DO THIS: Retype the following data line for line, exactly as it appears, and omit the pictures from your answer.

───── DATA SUPPLIED

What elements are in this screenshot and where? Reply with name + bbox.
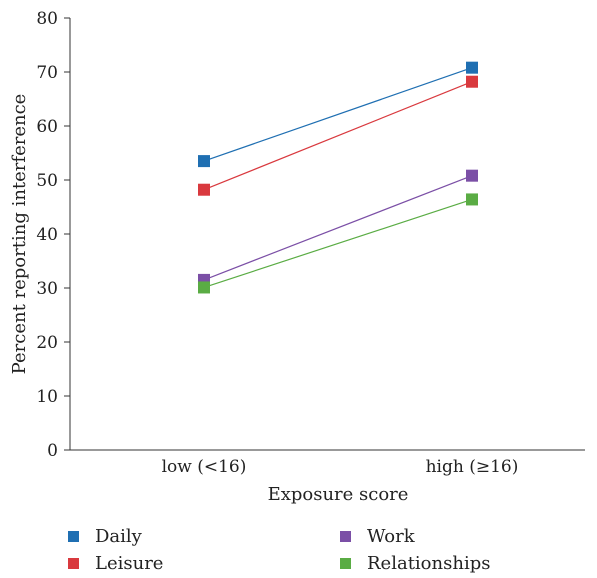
data-point-relationships	[466, 193, 478, 206]
x-axis-ticks: low (<16) high (≥16)	[162, 457, 519, 477]
y-tick-label: 70	[36, 63, 58, 83]
legend-label-work: Work	[367, 525, 415, 547]
line-chart: 0 10 20 30 40 50 60 70 80 low (<16) high (≥16) Ex…	[9, 9, 585, 505]
legend-swatch-daily	[68, 530, 79, 542]
series-line-relationships	[203, 198, 473, 289]
legend-item-work: Work	[340, 524, 415, 548]
series-line-daily	[203, 67, 473, 162]
y-tick-label: 50	[36, 171, 58, 191]
data-point-daily	[198, 155, 210, 168]
legend-swatch-relationships	[340, 557, 351, 569]
legend-label-leisure: Leisure	[95, 552, 164, 574]
legend-label-relationships: Relationships	[367, 552, 491, 574]
data-point-daily	[466, 61, 478, 74]
y-tick-label: 0	[47, 441, 58, 461]
y-tick-label: 60	[36, 117, 58, 137]
series-lines	[203, 67, 473, 289]
data-point-leisure	[198, 183, 210, 196]
y-tick-label: 40	[36, 225, 58, 245]
legend-item-daily: Daily	[68, 524, 142, 548]
data-point-relationships	[198, 281, 210, 294]
y-tick-label: 30	[36, 279, 58, 299]
y-tick-label: 20	[36, 333, 58, 353]
data-point-leisure	[466, 75, 478, 88]
legend-swatch-leisure	[68, 557, 79, 569]
legend-swatch-work	[340, 530, 351, 542]
y-axis-ticks: 0 10 20 30 40 50 60 70 80	[36, 9, 70, 461]
y-tick-label: 80	[36, 9, 58, 29]
data-point-work	[466, 169, 478, 182]
y-axis-title: Percent reporting interference	[9, 94, 30, 375]
legend-item-relationships: Relationships	[340, 551, 490, 575]
legend-item-leisure: Leisure	[68, 551, 163, 575]
x-axis-title: Exposure score	[268, 484, 409, 505]
series-points	[198, 61, 478, 294]
series-line-leisure	[203, 81, 473, 191]
y-tick-label: 10	[36, 387, 58, 407]
chart-legend: Daily Leisure Work Relationships	[68, 522, 548, 578]
legend-label-daily: Daily	[95, 525, 142, 547]
x-tick-label: high (≥16)	[426, 457, 519, 477]
x-tick-label: low (<16)	[162, 457, 247, 477]
series-line-work	[203, 175, 473, 281]
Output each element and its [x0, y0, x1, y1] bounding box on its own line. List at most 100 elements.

──────────

COMPLETED TASK:
What elements are in this screenshot and where? Reply with name + bbox.
data-point-relationships	[466, 193, 478, 206]
x-axis-ticks: low (<16) high (≥16)	[162, 457, 519, 477]
y-tick-label: 70	[36, 63, 58, 83]
legend-label-work: Work	[367, 525, 415, 547]
line-chart: 0 10 20 30 40 50 60 70 80 low (<16) high (≥16) Ex…	[9, 9, 585, 505]
legend-swatch-daily	[68, 530, 79, 542]
series-line-relationships	[203, 198, 473, 289]
legend-item-work: Work	[340, 524, 415, 548]
series-line-daily	[203, 67, 473, 162]
y-tick-label: 50	[36, 171, 58, 191]
data-point-daily	[198, 155, 210, 168]
legend-swatch-relationships	[340, 557, 351, 569]
legend-label-leisure: Leisure	[95, 552, 164, 574]
legend-label-relationships: Relationships	[367, 552, 491, 574]
data-point-daily	[466, 61, 478, 74]
y-tick-label: 0	[47, 441, 58, 461]
y-tick-label: 60	[36, 117, 58, 137]
series-lines	[203, 67, 473, 289]
data-point-leisure	[198, 183, 210, 196]
y-tick-label: 40	[36, 225, 58, 245]
legend-item-daily: Daily	[68, 524, 142, 548]
data-point-relationships	[198, 281, 210, 294]
y-tick-label: 30	[36, 279, 58, 299]
y-tick-label: 20	[36, 333, 58, 353]
data-point-leisure	[466, 75, 478, 88]
legend-swatch-leisure	[68, 557, 79, 569]
legend-swatch-work	[340, 530, 351, 542]
y-axis-ticks: 0 10 20 30 40 50 60 70 80	[36, 9, 70, 461]
y-tick-label: 80	[36, 9, 58, 29]
data-point-work	[466, 169, 478, 182]
y-axis-title: Percent reporting interference	[9, 94, 30, 375]
legend-item-relationships: Relationships	[340, 551, 490, 575]
legend-item-leisure: Leisure	[68, 551, 163, 575]
x-axis-title: Exposure score	[268, 484, 409, 505]
series-points	[198, 61, 478, 294]
series-line-leisure	[203, 81, 473, 191]
y-tick-label: 10	[36, 387, 58, 407]
chart-legend: Daily Leisure Work Relationships	[68, 522, 548, 578]
legend-label-daily: Daily	[95, 525, 142, 547]
x-tick-label: high (≥16)	[426, 457, 519, 477]
x-tick-label: low (<16)	[162, 457, 247, 477]
series-line-work	[203, 175, 473, 281]
Output each element and its [x0, y0, x1, y1] bounding box on its own line. List at most 100 elements.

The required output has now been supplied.